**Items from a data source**
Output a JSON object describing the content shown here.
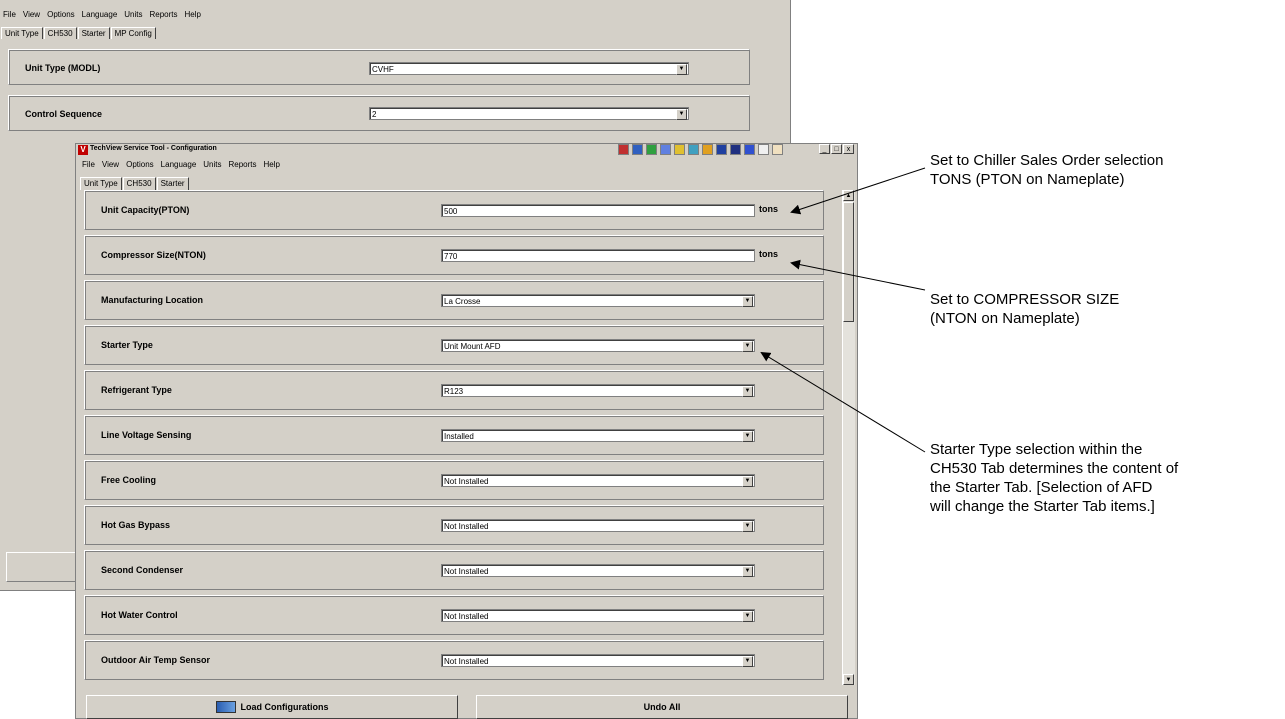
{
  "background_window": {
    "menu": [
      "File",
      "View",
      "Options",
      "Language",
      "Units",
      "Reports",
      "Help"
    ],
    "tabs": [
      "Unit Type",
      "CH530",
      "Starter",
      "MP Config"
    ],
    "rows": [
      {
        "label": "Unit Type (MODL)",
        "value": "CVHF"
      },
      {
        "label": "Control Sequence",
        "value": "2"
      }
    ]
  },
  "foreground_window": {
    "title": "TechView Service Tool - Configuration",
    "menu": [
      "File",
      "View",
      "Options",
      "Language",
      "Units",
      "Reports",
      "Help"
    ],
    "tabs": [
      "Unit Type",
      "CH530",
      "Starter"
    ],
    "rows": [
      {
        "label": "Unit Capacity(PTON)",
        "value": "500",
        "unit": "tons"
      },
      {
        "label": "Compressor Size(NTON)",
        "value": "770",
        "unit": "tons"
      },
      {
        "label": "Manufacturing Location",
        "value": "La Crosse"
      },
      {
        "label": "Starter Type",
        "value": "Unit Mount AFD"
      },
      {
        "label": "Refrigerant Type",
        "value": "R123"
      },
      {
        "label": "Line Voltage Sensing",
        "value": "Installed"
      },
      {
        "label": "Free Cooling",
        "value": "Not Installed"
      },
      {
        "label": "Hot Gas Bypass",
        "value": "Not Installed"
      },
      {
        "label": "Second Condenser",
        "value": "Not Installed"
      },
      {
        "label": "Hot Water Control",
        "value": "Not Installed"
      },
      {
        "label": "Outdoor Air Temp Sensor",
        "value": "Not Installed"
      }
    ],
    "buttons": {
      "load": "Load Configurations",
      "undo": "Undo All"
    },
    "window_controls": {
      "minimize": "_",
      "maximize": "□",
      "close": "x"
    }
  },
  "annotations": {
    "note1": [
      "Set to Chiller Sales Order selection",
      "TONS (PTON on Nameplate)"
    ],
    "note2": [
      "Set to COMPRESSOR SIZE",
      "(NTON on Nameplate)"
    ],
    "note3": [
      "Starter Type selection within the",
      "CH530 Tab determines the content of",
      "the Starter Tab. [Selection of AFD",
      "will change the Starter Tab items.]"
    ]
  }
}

**Written problem**
Copy every record above exactly, leaving out any pictures.

**Written answer**
Output a JSON object describing the content shown here.
{
  "background_window": {
    "menu": [
      "File",
      "View",
      "Options",
      "Language",
      "Units",
      "Reports",
      "Help"
    ],
    "tabs": [
      "Unit Type",
      "CH530",
      "Starter",
      "MP Config"
    ],
    "rows": [
      {
        "label": "Unit Type (MODL)",
        "value": "CVHF"
      },
      {
        "label": "Control Sequence",
        "value": "2"
      }
    ]
  },
  "foreground_window": {
    "title": "TechView Service Tool - Configuration",
    "menu": [
      "File",
      "View",
      "Options",
      "Language",
      "Units",
      "Reports",
      "Help"
    ],
    "tabs": [
      "Unit Type",
      "CH530",
      "Starter"
    ],
    "rows": [
      {
        "label": "Unit Capacity(PTON)",
        "value": "500",
        "unit": "tons"
      },
      {
        "label": "Compressor Size(NTON)",
        "value": "770",
        "unit": "tons"
      },
      {
        "label": "Manufacturing Location",
        "value": "La Crosse"
      },
      {
        "label": "Starter Type",
        "value": "Unit Mount AFD"
      },
      {
        "label": "Refrigerant Type",
        "value": "R123"
      },
      {
        "label": "Line Voltage Sensing",
        "value": "Installed"
      },
      {
        "label": "Free Cooling",
        "value": "Not Installed"
      },
      {
        "label": "Hot Gas Bypass",
        "value": "Not Installed"
      },
      {
        "label": "Second Condenser",
        "value": "Not Installed"
      },
      {
        "label": "Hot Water Control",
        "value": "Not Installed"
      },
      {
        "label": "Outdoor Air Temp Sensor",
        "value": "Not Installed"
      }
    ],
    "buttons": {
      "load": "Load Configurations",
      "undo": "Undo All"
    },
    "window_controls": {
      "minimize": "_",
      "maximize": "□",
      "close": "x"
    }
  },
  "annotations": {
    "note1": [
      "Set to Chiller Sales Order selection",
      "TONS (PTON on Nameplate)"
    ],
    "note2": [
      "Set to COMPRESSOR SIZE",
      "(NTON on Nameplate)"
    ],
    "note3": [
      "Starter Type selection within the",
      "CH530 Tab determines the content of",
      "the Starter Tab. [Selection of AFD",
      "will change the Starter Tab items.]"
    ]
  }
}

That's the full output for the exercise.